=== Exercise ===
Retype the whole listing, please, keeping every line exact and dropping the pictures.

▬▬▬▬▬▬▬▬▬▬

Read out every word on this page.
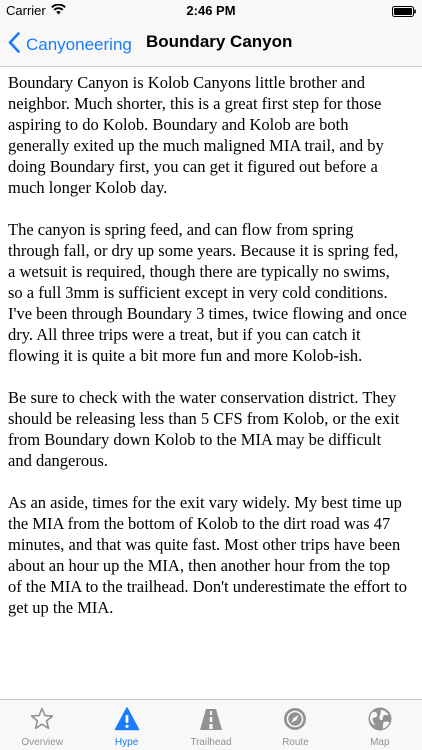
Carrier	2:46 PM
Canyoneering Boundary Canyon

Boundary Canyon is Kolob Canyons little brother and neighbor. Much shorter, this is a great first step for those aspiring to do Kolob. Boundary and Kolob are both generally exited up the much maligned MIA trail, and by doing Boundary first, you can get it figured out before a much longer Kolob day.

The canyon is spring feed, and can flow from spring through fall, or dry up some years. Because it is spring fed, a wetsuit is required, though there are typically no swims, so a full 3mm is sufficient except in very cold conditions. I've been through Boundary 3 times, twice flowing and once dry. All three trips were a treat, but if you can catch it flowing it is quite a bit more fun and more Kolob-ish.

Be sure to check with the water conservation district. They should be releasing less than 5 CFS from Kolob, or the exit from Boundary down Kolob to the MIA may be difficult and dangerous.

As an aside, times for the exit vary widely. My best time up the MIA from the bottom of Kolob to the dirt road was 47 minutes, and that was quite fast. Most other trips have been about an hour up the MIA, then another hour from the top of the MIA to the trailhead. Don't underestimate the effort to get up the MIA.

Overview	Hype	Trailhead	Route	Map
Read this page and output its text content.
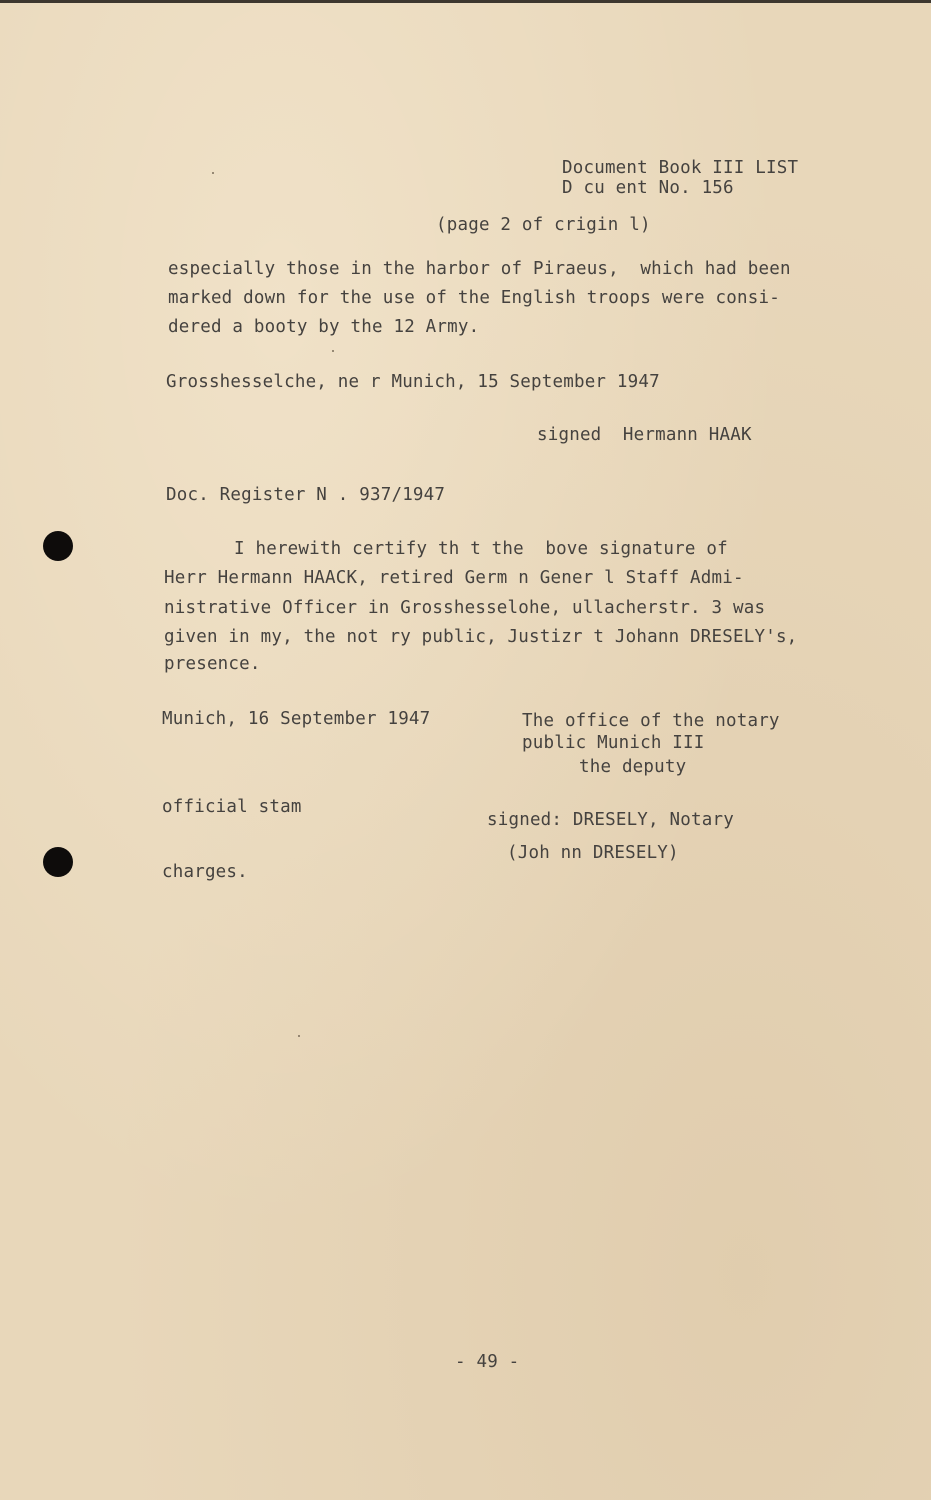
Document Book III LIST

D cu ent No. 156

(page 2 of crigin l)

especially those in the harbor of Piraeus,  which had been

marked down for the use of the English troops were consi-

dered a booty by the 12 Army.

Grosshesselche, ne r Munich, 15 September 1947

signed  Hermann HAAK

Doc. Register N . 937/1947

I herewith certify th t the  bove signature of

Herr Hermann HAACK, retired Germ n Gener l Staff Admi-

nistrative Officer in Grosshesselohe, ullacherstr. 3 was

given in my, the not ry public, Justizr t Johann DRESELY's,

presence.

Munich, 16 September 1947	The office of the notary

public Munich III

the deputy

official stam

signed: DRESELY, Notary

(Joh nn DRESELY)

charges.

- 49 -
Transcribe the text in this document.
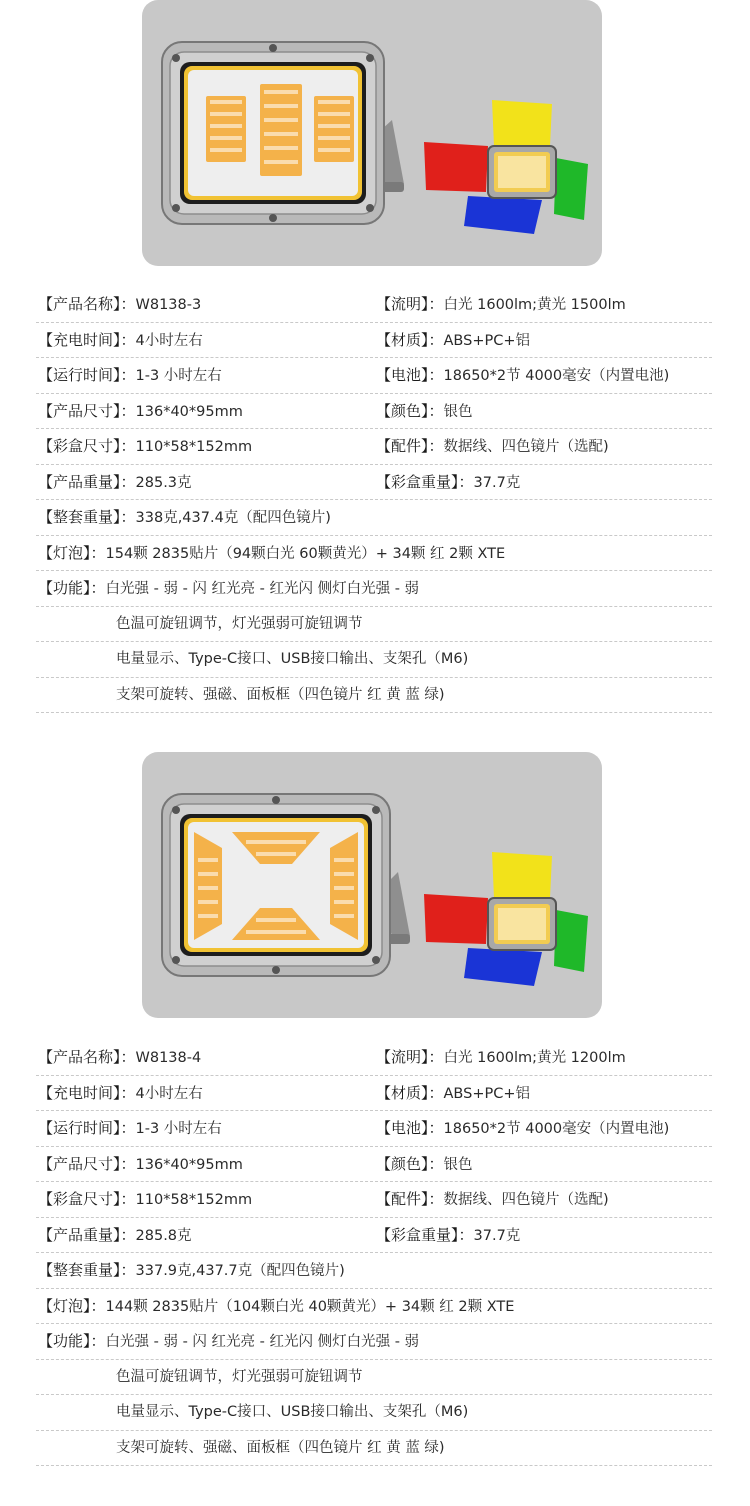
【产品名称】：W8138-3	【流明】：白光 1600lm;黄光 1500lm
【充电时间】：4小时左右	【材质】：ABS+PC+铝
【运行时间】：1-3 小时左右	【电池】：18650*2节 4000毫安（内置电池)
【产品尺寸】：136*40*95mm	【颜色】：银色
【彩盒尺寸】：110*58*152mm	【配件】：数据线、四色镜片（选配)
【产品重量】：285.3克	【彩盒重量】：37.7克
【整套重量】：338克,437.4克（配四色镜片)
【灯泡】：154颗 2835贴片（94颗白光 60颗黄光）+ 34颗 红 2颗 XTE
【功能】：白光强 - 弱 - 闪 红光亮 - 红光闪 侧灯白光强 - 弱
色温可旋钮调节，灯光强弱可旋钮调节
电量显示、Type-C接口、USB接口输出、支架孔（M6)
支架可旋转、强磁、面板框（四色镜片 红 黄 蓝 绿)
【产品名称】：W8138-4	【流明】：白光 1600lm;黄光 1200lm
【充电时间】：4小时左右	【材质】：ABS+PC+铝
【运行时间】：1-3 小时左右	【电池】：18650*2节 4000毫安（内置电池)
【产品尺寸】：136*40*95mm	【颜色】：银色
【彩盒尺寸】：110*58*152mm	【配件】：数据线、四色镜片（选配)
【产品重量】：285.8克	【彩盒重量】：37.7克
【整套重量】：337.9克,437.7克（配四色镜片)
【灯泡】：144颗 2835贴片（104颗白光 40颗黄光）+ 34颗 红 2颗 XTE
【功能】：白光强 - 弱 - 闪 红光亮 - 红光闪 侧灯白光强 - 弱
色温可旋钮调节，灯光强弱可旋钮调节
电量显示、Type-C接口、USB接口输出、支架孔（M6)
支架可旋转、强磁、面板框（四色镜片 红 黄 蓝 绿)
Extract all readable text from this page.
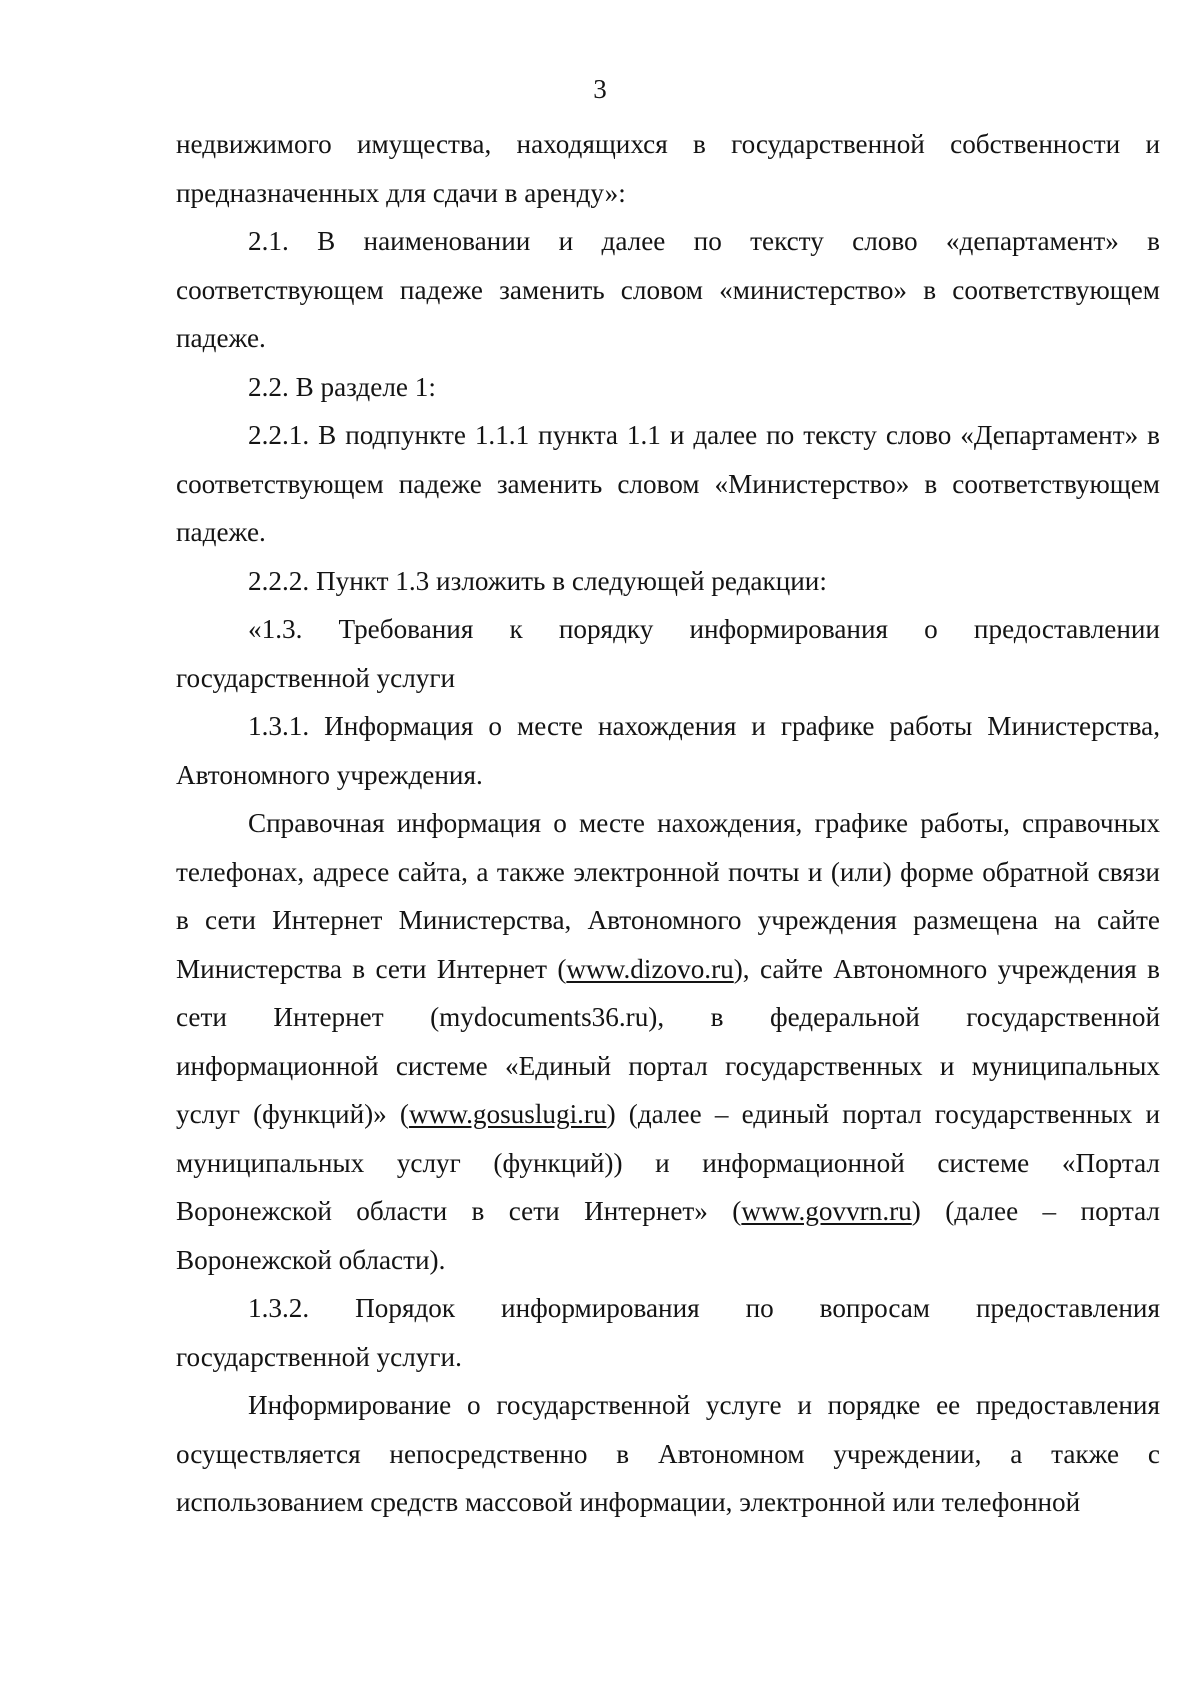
3

недвижимого имущества, находящихся в государственной собственности и предназначенных для сдачи в аренду»:

2.1. В наименовании и далее по тексту слово «департамент» в соответствующем падеже заменить словом «министерство» в соответствующем падеже.

2.2. В разделе 1:

2.2.1. В подпункте 1.1.1 пункта 1.1 и далее по тексту слово «Департамент» в соответствующем падеже заменить словом «Министерство» в соответствующем падеже.

2.2.2. Пункт 1.3 изложить в следующей редакции:

«1.3. Требования к порядку информирования о предоставлении государственной услуги

1.3.1. Информация о месте нахождения и графике работы Министерства, Автономного учреждения.

Справочная информация о месте нахождения, графике работы, справочных телефонах, адресе сайта, а также электронной почты и (или) форме обратной связи в сети Интернет Министерства, Автономного учреждения размещена на сайте Министерства в сети Интернет (www.dizovo.ru), сайте Автономного учреждения в сети Интернет (mydocuments36.ru), в федеральной государственной информационной системе «Единый портал государственных и муниципальных услуг (функций)» (www.gosuslugi.ru) (далее – единый портал государственных и муниципальных услуг (функций)) и информационной системе «Портал Воронежской области в сети Интернет» (www.govvrn.ru) (далее – портал Воронежской области).

1.3.2. Порядок информирования по вопросам предоставления государственной услуги.

Информирование о государственной услуге и порядке ее предоставления осуществляется непосредственно в Автономном учреждении, а также с использованием средств массовой информации, электронной или телефонной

▬▬▬▬▬▬▬▬▬▬

=== Result for this task ===
Read out every word on this page.
Carrier	2:46 PM
Canyoneering Boundary Canyon

Boundary Canyon is Kolob Canyons little brother and neighbor. Much shorter, this is a great first step for those aspiring to do Kolob. Boundary and Kolob are both generally exited up the much maligned MIA trail, and by doing Boundary first, you can get it figured out before a much longer Kolob day.

The canyon is spring feed, and can flow from spring through fall, or dry up some years. Because it is spring fed, a wetsuit is required, though there are typically no swims, so a full 3mm is sufficient except in very cold conditions. I've been through Boundary 3 times, twice flowing and once dry. All three trips were a treat, but if you can catch it flowing it is quite a bit more fun and more Kolob-ish.

Be sure to check with the water conservation district. They should be releasing less than 5 CFS from Kolob, or the exit from Boundary down Kolob to the MIA may be difficult and dangerous.

As an aside, times for the exit vary widely. My best time up the MIA from the bottom of Kolob to the dirt road was 47 minutes, and that was quite fast. Most other trips have been about an hour up the MIA, then another hour from the top of the MIA to the trailhead. Don't underestimate the effort to get up the MIA.

Overview	Hype	Trailhead	Route	Map
Read this page and output its text content.
Document Book III LIST

D cu ent No. 156

(page 2 of crigin l)

especially those in the harbor of Piraeus,  which had been

marked down for the use of the English troops were consi-

dered a booty by the 12 Army.

Grosshesselche, ne r Munich, 15 September 1947

signed  Hermann HAAK

Doc. Register N . 937/1947

I herewith certify th t the  bove signature of

Herr Hermann HAACK, retired Germ n Gener l Staff Admi-

nistrative Officer in Grosshesselohe, ullacherstr. 3 was

given in my, the not ry public, Justizr t Johann DRESELY's,

presence.

Munich, 16 September 1947	The office of the notary

public Munich III

the deputy

official stam

signed: DRESELY, Notary

(Joh nn DRESELY)

charges.

- 49 -
Transcribe the text in this document.
【产品名称】：W8138-3	【流明】：白光 1600lm;黄光 1500lm
【充电时间】：4小时左右	【材质】：ABS+PC+铝
【运行时间】：1-3 小时左右	【电池】：18650*2节 4000毫安（内置电池)
【产品尺寸】：136*40*95mm	【颜色】：银色
【彩盒尺寸】：110*58*152mm	【配件】：数据线、四色镜片（选配)
【产品重量】：285.3克	【彩盒重量】：37.7克
【整套重量】：338克,437.4克（配四色镜片)
【灯泡】：154颗 2835贴片（94颗白光 60颗黄光）+ 34颗 红 2颗 XTE
【功能】：白光强 - 弱 - 闪 红光亮 - 红光闪 侧灯白光强 - 弱
色温可旋钮调节，灯光强弱可旋钮调节
电量显示、Type-C接口、USB接口输出、支架孔（M6)
支架可旋转、强磁、面板框（四色镜片 红 黄 蓝 绿)
【产品名称】：W8138-4	【流明】：白光 1600lm;黄光 1200lm
【充电时间】：4小时左右	【材质】：ABS+PC+铝
【运行时间】：1-3 小时左右	【电池】：18650*2节 4000毫安（内置电池)
【产品尺寸】：136*40*95mm	【颜色】：银色
【彩盒尺寸】：110*58*152mm	【配件】：数据线、四色镜片（选配)
【产品重量】：285.8克	【彩盒重量】：37.7克
【整套重量】：337.9克,437.7克（配四色镜片)
【灯泡】：144颗 2835贴片（104颗白光 40颗黄光）+ 34颗 红 2颗 XTE
【功能】：白光强 - 弱 - 闪 红光亮 - 红光闪 侧灯白光强 - 弱
色温可旋钮调节，灯光强弱可旋钮调节
电量显示、Type-C接口、USB接口输出、支架孔（M6)
支架可旋转、强磁、面板框（四色镜片 红 黄 蓝 绿)
Extract all readable text from this page.
3

недвижимого имущества, находящихся в государственной собственности и предназначенных для сдачи в аренду»:

2.1. В наименовании и далее по тексту слово «департамент» в соответствующем падеже заменить словом «министерство» в соответствующем падеже.

2.2. В разделе 1:

2.2.1. В подпункте 1.1.1 пункта 1.1 и далее по тексту слово «Департамент» в соответствующем падеже заменить словом «Министерство» в соответствующем падеже.

2.2.2. Пункт 1.3 изложить в следующей редакции:

«1.3. Требования к порядку информирования о предоставлении государственной услуги

1.3.1. Информация о месте нахождения и графике работы Министерства, Автономного учреждения.

Справочная информация о месте нахождения, графике работы, справочных телефонах, адресе сайта, а также электронной почты и (или) форме обратной связи в сети Интернет Министерства, Автономного учреждения размещена на сайте Министерства в сети Интернет (www.dizovo.ru), сайте Автономного учреждения в сети Интернет (mydocuments36.ru), в федеральной государственной информационной системе «Единый портал государственных и муниципальных услуг (функций)» (www.gosuslugi.ru) (далее – единый портал государственных и муниципальных услуг (функций)) и информационной системе «Портал Воронежской области в сети Интернет» (www.govvrn.ru) (далее – портал Воронежской области).

1.3.2. Порядок информирования по вопросам предоставления государственной услуги.

Информирование о государственной услуге и порядке ее предоставления осуществляется непосредственно в Автономном учреждении, а также с использованием средств массовой информации, электронной или телефонной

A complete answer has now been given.